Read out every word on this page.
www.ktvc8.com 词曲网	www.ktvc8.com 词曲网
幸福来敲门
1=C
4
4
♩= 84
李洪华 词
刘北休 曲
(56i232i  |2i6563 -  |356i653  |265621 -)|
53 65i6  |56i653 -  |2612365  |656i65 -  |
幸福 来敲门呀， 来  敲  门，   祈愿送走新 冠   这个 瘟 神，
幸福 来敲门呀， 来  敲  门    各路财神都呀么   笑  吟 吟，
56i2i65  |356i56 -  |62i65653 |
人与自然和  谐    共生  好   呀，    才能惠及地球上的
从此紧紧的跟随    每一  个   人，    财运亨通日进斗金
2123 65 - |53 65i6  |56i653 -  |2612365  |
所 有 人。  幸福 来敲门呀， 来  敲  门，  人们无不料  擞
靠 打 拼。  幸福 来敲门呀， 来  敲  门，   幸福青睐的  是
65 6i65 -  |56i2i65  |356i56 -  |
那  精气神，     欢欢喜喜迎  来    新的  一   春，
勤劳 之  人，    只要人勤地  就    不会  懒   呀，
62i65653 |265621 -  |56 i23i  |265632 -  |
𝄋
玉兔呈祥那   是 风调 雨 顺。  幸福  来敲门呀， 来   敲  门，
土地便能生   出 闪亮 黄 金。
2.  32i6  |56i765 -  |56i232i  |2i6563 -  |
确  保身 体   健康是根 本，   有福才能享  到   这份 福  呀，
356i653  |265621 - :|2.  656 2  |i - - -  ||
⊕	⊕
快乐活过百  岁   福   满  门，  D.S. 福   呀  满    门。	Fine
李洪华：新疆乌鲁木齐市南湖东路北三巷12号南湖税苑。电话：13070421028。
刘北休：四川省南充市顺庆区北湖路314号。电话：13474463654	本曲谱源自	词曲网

------------------------------------------------------------------------

__Problem details__. Write all of the records out again exactly.

__Response to this task__.
Read out every word on this page.
www.ktvc8.com 词曲网	www.ktvc8.com 词曲网
幸福来敲门
1=C
4
4
♩= 84
李洪华 词
刘北休 曲
(56i232i  |2i6563 -  |356i653  |265621 -)|
53 65i6  |56i653 -  |2612365  |656i65 -  |
幸福 来敲门呀， 来  敲  门，   祈愿送走新 冠   这个 瘟 神，
幸福 来敲门呀， 来  敲  门    各路财神都呀么   笑  吟 吟，
56i2i65  |356i56 -  |62i65653 |
人与自然和  谐    共生  好   呀，    才能惠及地球上的
从此紧紧的跟随    每一  个   人，    财运亨通日进斗金
2123 65 - |53 65i6  |56i653 -  |2612365  |
所 有 人。  幸福 来敲门呀， 来  敲  门，  人们无不料  擞
靠 打 拼。  幸福 来敲门呀， 来  敲  门，   幸福青睐的  是
65 6i65 -  |56i2i65  |356i56 -  |
那  精气神，     欢欢喜喜迎  来    新的  一   春，
勤劳 之  人，    只要人勤地  就    不会  懒   呀，
62i65653 |265621 -  |56 i23i  |265632 -  |
𝄋
玉兔呈祥那   是 风调 雨 顺。  幸福  来敲门呀， 来   敲  门，
土地便能生   出 闪亮 黄 金。
2.  32i6  |56i765 -  |56i232i  |2i6563 -  |
确  保身 体   健康是根 本，   有福才能享  到   这份 福  呀，
356i653  |265621 - :|2.  656 2  |i - - -  ||
⊕	⊕
快乐活过百  岁   福   满  门，  D.S. 福   呀  满    门。	Fine
李洪华：新疆乌鲁木齐市南湖东路北三巷12号南湖税苑。电话：13070421028。
刘北休：四川省南充市顺庆区北湖路314号。电话：13474463654	本曲谱源自	词曲网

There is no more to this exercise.